Aim of the exercise:
Copy out the entries below in full and exactly.

Task input:
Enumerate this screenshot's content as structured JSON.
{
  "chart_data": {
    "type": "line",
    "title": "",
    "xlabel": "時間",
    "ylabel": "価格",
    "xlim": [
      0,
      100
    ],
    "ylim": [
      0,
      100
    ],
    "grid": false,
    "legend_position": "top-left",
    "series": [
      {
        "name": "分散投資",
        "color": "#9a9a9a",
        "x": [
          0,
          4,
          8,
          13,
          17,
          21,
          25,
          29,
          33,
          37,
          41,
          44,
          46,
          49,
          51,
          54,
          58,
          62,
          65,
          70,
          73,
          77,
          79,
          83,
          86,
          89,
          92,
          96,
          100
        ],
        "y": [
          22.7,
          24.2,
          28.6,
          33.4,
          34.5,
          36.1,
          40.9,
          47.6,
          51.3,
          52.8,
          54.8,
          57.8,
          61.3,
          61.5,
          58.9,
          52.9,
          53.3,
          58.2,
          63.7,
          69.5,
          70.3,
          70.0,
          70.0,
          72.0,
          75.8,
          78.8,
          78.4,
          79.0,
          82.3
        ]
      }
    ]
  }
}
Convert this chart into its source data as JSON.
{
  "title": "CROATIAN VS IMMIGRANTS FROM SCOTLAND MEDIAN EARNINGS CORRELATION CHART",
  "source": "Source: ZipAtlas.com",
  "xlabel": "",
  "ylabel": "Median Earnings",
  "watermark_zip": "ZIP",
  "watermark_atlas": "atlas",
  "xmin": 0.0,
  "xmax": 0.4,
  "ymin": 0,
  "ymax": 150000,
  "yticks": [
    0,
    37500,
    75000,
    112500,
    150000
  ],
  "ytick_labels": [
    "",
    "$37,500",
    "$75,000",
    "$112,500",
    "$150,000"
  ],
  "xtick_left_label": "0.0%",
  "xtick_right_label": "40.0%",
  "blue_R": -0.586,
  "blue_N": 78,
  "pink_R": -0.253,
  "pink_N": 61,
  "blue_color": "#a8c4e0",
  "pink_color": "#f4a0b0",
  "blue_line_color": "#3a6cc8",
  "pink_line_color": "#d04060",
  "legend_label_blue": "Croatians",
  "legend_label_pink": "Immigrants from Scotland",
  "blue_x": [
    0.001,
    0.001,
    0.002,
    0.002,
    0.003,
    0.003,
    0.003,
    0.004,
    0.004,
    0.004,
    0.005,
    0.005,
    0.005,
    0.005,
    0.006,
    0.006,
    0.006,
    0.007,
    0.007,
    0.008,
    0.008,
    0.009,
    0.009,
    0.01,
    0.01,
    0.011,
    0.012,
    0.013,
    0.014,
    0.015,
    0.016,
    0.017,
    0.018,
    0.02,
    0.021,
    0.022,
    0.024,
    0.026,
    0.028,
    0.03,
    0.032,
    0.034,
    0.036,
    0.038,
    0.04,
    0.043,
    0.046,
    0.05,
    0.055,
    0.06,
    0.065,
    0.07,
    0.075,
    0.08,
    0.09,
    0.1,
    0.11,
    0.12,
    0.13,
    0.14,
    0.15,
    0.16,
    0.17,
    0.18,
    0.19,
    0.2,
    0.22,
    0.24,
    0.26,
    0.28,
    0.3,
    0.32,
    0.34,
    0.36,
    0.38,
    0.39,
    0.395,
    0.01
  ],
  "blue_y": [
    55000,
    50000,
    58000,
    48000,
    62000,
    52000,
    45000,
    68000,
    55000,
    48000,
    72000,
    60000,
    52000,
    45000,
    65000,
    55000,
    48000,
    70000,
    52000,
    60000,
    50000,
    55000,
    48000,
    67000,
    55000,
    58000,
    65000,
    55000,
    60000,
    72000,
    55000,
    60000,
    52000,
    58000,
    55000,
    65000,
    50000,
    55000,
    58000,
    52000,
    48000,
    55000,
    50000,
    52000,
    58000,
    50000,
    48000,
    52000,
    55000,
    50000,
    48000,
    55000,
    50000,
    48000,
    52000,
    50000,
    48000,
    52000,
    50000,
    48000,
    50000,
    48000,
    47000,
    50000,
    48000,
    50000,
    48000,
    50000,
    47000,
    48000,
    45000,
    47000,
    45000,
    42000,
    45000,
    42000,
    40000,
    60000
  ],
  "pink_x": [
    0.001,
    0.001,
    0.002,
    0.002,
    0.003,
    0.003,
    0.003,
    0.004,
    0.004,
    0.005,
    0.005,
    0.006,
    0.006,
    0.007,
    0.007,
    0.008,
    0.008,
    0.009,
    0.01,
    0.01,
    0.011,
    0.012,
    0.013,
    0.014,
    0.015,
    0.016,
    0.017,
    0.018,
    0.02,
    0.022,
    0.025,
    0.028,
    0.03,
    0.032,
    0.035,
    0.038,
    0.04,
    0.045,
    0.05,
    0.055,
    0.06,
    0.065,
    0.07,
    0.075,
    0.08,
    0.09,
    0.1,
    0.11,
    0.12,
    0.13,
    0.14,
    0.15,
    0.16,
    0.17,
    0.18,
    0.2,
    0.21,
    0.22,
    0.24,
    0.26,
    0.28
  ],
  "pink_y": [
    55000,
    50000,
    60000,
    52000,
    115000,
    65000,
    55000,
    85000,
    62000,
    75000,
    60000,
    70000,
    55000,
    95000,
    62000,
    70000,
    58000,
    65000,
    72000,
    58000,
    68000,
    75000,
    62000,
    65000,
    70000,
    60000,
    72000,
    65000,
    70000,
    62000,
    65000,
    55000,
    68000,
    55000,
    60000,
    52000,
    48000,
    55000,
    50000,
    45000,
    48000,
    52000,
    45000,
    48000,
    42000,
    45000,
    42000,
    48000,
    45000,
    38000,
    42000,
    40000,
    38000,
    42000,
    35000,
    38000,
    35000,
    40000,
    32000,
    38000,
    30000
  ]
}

Task response:
Enumerate this screenshot's content as structured JSON.
{
  "chart_data": {
    "type": "line",
    "title": "",
    "xlabel": "時間",
    "ylabel": "価格",
    "xlim": [
      0,
      100
    ],
    "ylim": [
      0,
      100
    ],
    "grid": false,
    "legend_position": "top-left",
    "series": [
      {
        "name": "分散投資",
        "color": "#9a9a9a",
        "x": [
          0,
          4,
          8,
          13,
          17,
          21,
          25,
          29,
          33,
          37,
          41,
          44,
          46,
          49,
          51,
          54,
          58,
          62,
          65,
          70,
          73,
          77,
          79,
          83,
          86,
          89,
          92,
          96,
          100
        ],
        "y": [
          22.7,
          24.2,
          28.6,
          33.4,
          34.5,
          36.1,
          40.9,
          47.6,
          51.3,
          52.8,
          54.8,
          57.8,
          61.3,
          61.5,
          58.9,
          52.9,
          53.3,
          58.2,
          63.7,
          69.5,
          70.3,
          70.0,
          70.0,
          72.0,
          75.8,
          78.8,
          78.4,
          79.0,
          82.3
        ]
      }
    ]
  }
}
Convert this chart into its source data as JSON.
{
  "title": "CROATIAN VS IMMIGRANTS FROM SCOTLAND MEDIAN EARNINGS CORRELATION CHART",
  "source": "Source: ZipAtlas.com",
  "xlabel": "",
  "ylabel": "Median Earnings",
  "watermark_zip": "ZIP",
  "watermark_atlas": "atlas",
  "xmin": 0.0,
  "xmax": 0.4,
  "ymin": 0,
  "ymax": 150000,
  "yticks": [
    0,
    37500,
    75000,
    112500,
    150000
  ],
  "ytick_labels": [
    "",
    "$37,500",
    "$75,000",
    "$112,500",
    "$150,000"
  ],
  "xtick_left_label": "0.0%",
  "xtick_right_label": "40.0%",
  "blue_R": -0.586,
  "blue_N": 78,
  "pink_R": -0.253,
  "pink_N": 61,
  "blue_color": "#a8c4e0",
  "pink_color": "#f4a0b0",
  "blue_line_color": "#3a6cc8",
  "pink_line_color": "#d04060",
  "legend_label_blue": "Croatians",
  "legend_label_pink": "Immigrants from Scotland",
  "blue_x": [
    0.001,
    0.001,
    0.002,
    0.002,
    0.003,
    0.003,
    0.003,
    0.004,
    0.004,
    0.004,
    0.005,
    0.005,
    0.005,
    0.005,
    0.006,
    0.006,
    0.006,
    0.007,
    0.007,
    0.008,
    0.008,
    0.009,
    0.009,
    0.01,
    0.01,
    0.011,
    0.012,
    0.013,
    0.014,
    0.015,
    0.016,
    0.017,
    0.018,
    0.02,
    0.021,
    0.022,
    0.024,
    0.026,
    0.028,
    0.03,
    0.032,
    0.034,
    0.036,
    0.038,
    0.04,
    0.043,
    0.046,
    0.05,
    0.055,
    0.06,
    0.065,
    0.07,
    0.075,
    0.08,
    0.09,
    0.1,
    0.11,
    0.12,
    0.13,
    0.14,
    0.15,
    0.16,
    0.17,
    0.18,
    0.19,
    0.2,
    0.22,
    0.24,
    0.26,
    0.28,
    0.3,
    0.32,
    0.34,
    0.36,
    0.38,
    0.39,
    0.395,
    0.01
  ],
  "blue_y": [
    55000,
    50000,
    58000,
    48000,
    62000,
    52000,
    45000,
    68000,
    55000,
    48000,
    72000,
    60000,
    52000,
    45000,
    65000,
    55000,
    48000,
    70000,
    52000,
    60000,
    50000,
    55000,
    48000,
    67000,
    55000,
    58000,
    65000,
    55000,
    60000,
    72000,
    55000,
    60000,
    52000,
    58000,
    55000,
    65000,
    50000,
    55000,
    58000,
    52000,
    48000,
    55000,
    50000,
    52000,
    58000,
    50000,
    48000,
    52000,
    55000,
    50000,
    48000,
    55000,
    50000,
    48000,
    52000,
    50000,
    48000,
    52000,
    50000,
    48000,
    50000,
    48000,
    47000,
    50000,
    48000,
    50000,
    48000,
    50000,
    47000,
    48000,
    45000,
    47000,
    45000,
    42000,
    45000,
    42000,
    40000,
    60000
  ],
  "pink_x": [
    0.001,
    0.001,
    0.002,
    0.002,
    0.003,
    0.003,
    0.003,
    0.004,
    0.004,
    0.005,
    0.005,
    0.006,
    0.006,
    0.007,
    0.007,
    0.008,
    0.008,
    0.009,
    0.01,
    0.01,
    0.011,
    0.012,
    0.013,
    0.014,
    0.015,
    0.016,
    0.017,
    0.018,
    0.02,
    0.022,
    0.025,
    0.028,
    0.03,
    0.032,
    0.035,
    0.038,
    0.04,
    0.045,
    0.05,
    0.055,
    0.06,
    0.065,
    0.07,
    0.075,
    0.08,
    0.09,
    0.1,
    0.11,
    0.12,
    0.13,
    0.14,
    0.15,
    0.16,
    0.17,
    0.18,
    0.2,
    0.21,
    0.22,
    0.24,
    0.26,
    0.28
  ],
  "pink_y": [
    55000,
    50000,
    60000,
    52000,
    115000,
    65000,
    55000,
    85000,
    62000,
    75000,
    60000,
    70000,
    55000,
    95000,
    62000,
    70000,
    58000,
    65000,
    72000,
    58000,
    68000,
    75000,
    62000,
    65000,
    70000,
    60000,
    72000,
    65000,
    70000,
    62000,
    65000,
    55000,
    68000,
    55000,
    60000,
    52000,
    48000,
    55000,
    50000,
    45000,
    48000,
    52000,
    45000,
    48000,
    42000,
    45000,
    42000,
    48000,
    45000,
    38000,
    42000,
    40000,
    38000,
    42000,
    35000,
    38000,
    35000,
    40000,
    32000,
    38000,
    30000
  ]
}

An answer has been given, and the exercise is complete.